▸ **Exercise description**: Single out the lines that include the word "preview". Copy them.

▸ **Dataset content**:
-- Begin --

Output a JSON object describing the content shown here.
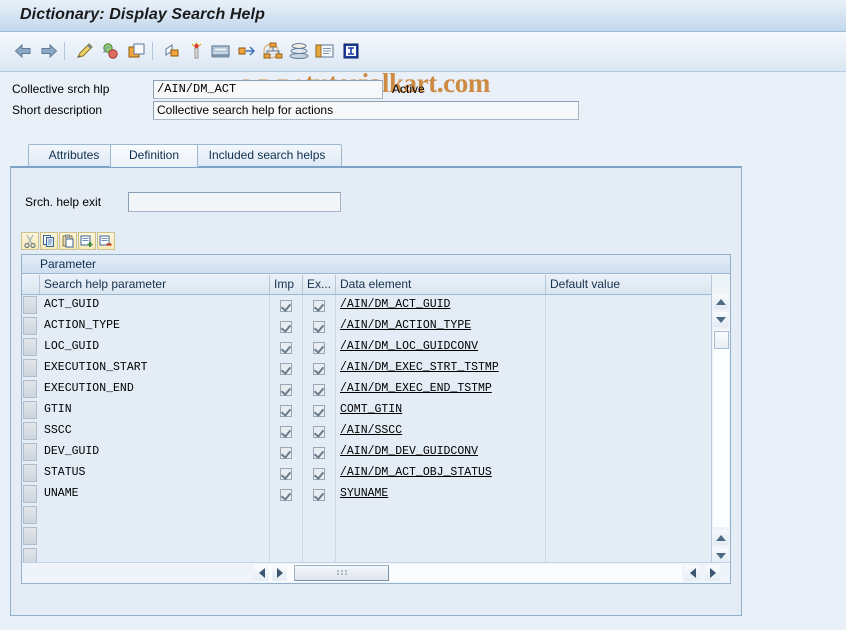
{
  "window": {
    "title": "Dictionary: Display Search Help"
  },
  "toolbar": {
    "buttons": [
      {
        "name": "back-arrow-icon",
        "label": "Back"
      },
      {
        "name": "forward-arrow-icon",
        "label": "Forward"
      },
      {
        "name": "pencil-change-icon",
        "label": "Display <-> Change"
      },
      {
        "name": "activate-icon",
        "label": "Activate"
      },
      {
        "name": "other-object-icon",
        "label": "Other object"
      },
      {
        "name": "display-object-list-icon",
        "label": "Display object list"
      },
      {
        "name": "test-icon",
        "label": "Test"
      },
      {
        "name": "print-preview-icon",
        "label": "Print preview"
      },
      {
        "name": "where-used-list-icon",
        "label": "Where-used list"
      },
      {
        "name": "hierarchy-icon",
        "label": "Hierarchy"
      },
      {
        "name": "runtime-object-icon",
        "label": "Runtime object"
      },
      {
        "name": "documentation-icon",
        "label": "Documentation"
      },
      {
        "name": "technical-info-icon",
        "label": "Technical information"
      }
    ],
    "watermark": "www.tutorialkart.com"
  },
  "header": {
    "collective_label": "Collective srch hlp",
    "collective_value": "/AIN/DM_ACT",
    "status": "Active",
    "short_desc_label": "Short description",
    "short_desc_value": "Collective search help for actions"
  },
  "tabs": [
    {
      "label": "Attributes",
      "selected": false
    },
    {
      "label": "Definition",
      "selected": true
    },
    {
      "label": "Included search helps",
      "selected": false
    }
  ],
  "definition": {
    "exit_label": "Srch. help exit",
    "exit_value": "",
    "exit_placeholder": ""
  },
  "table_toolbar": [
    {
      "name": "cut-icon",
      "label": "Cut"
    },
    {
      "name": "copy-icon",
      "label": "Copy"
    },
    {
      "name": "paste-icon",
      "label": "Paste"
    },
    {
      "name": "insert-row-icon",
      "label": "Insert row"
    },
    {
      "name": "delete-row-icon",
      "label": "Delete row"
    }
  ],
  "grid": {
    "title": "Parameter",
    "columns": [
      {
        "key": "param",
        "label": "Search help parameter"
      },
      {
        "key": "imp",
        "label": "Imp"
      },
      {
        "key": "exp",
        "label": "Ex..."
      },
      {
        "key": "data_element",
        "label": "Data element"
      },
      {
        "key": "default_value",
        "label": "Default value"
      }
    ],
    "rows": [
      {
        "param": "ACT_GUID",
        "imp": true,
        "exp": true,
        "data_element": "/AIN/DM_ACT_GUID",
        "default_value": ""
      },
      {
        "param": "ACTION_TYPE",
        "imp": true,
        "exp": true,
        "data_element": "/AIN/DM_ACTION_TYPE",
        "default_value": ""
      },
      {
        "param": "LOC_GUID",
        "imp": true,
        "exp": true,
        "data_element": "/AIN/DM_LOC_GUIDCONV",
        "default_value": ""
      },
      {
        "param": "EXECUTION_START",
        "imp": true,
        "exp": true,
        "data_element": "/AIN/DM_EXEC_STRT_TSTMP",
        "default_value": ""
      },
      {
        "param": "EXECUTION_END",
        "imp": true,
        "exp": true,
        "data_element": "/AIN/DM_EXEC_END_TSTMP",
        "default_value": ""
      },
      {
        "param": "GTIN",
        "imp": true,
        "exp": true,
        "data_element": "COMT_GTIN",
        "default_value": ""
      },
      {
        "param": "SSCC",
        "imp": true,
        "exp": true,
        "data_element": "/AIN/SSCC",
        "default_value": ""
      },
      {
        "param": "DEV_GUID",
        "imp": true,
        "exp": true,
        "data_element": "/AIN/DM_DEV_GUIDCONV",
        "default_value": ""
      },
      {
        "param": "STATUS",
        "imp": true,
        "exp": true,
        "data_element": "/AIN/DM_ACT_OBJ_STATUS",
        "default_value": ""
      },
      {
        "param": "UNAME",
        "imp": true,
        "exp": true,
        "data_element": "SYUNAME",
        "default_value": ""
      },
      {
        "param": "",
        "imp": null,
        "exp": null,
        "data_element": "",
        "default_value": ""
      },
      {
        "param": "",
        "imp": null,
        "exp": null,
        "data_element": "",
        "default_value": ""
      },
      {
        "param": "",
        "imp": null,
        "exp": null,
        "data_element": "",
        "default_value": ""
      }
    ],
    "config_icon": "grid-settings-icon"
  },
  "colors": {
    "window_bg": "#e9f0f7",
    "title_bar": "#d4e3f2",
    "panel_bg": "#e4edf6",
    "row_bg": "#e4edf6",
    "accent_border": "#8fb0cd",
    "watermark": "#c8761c"
  }
}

-- End --

▸ **Correct answer**:
        "name": "print-preview-icon",
        "label": "Print preview"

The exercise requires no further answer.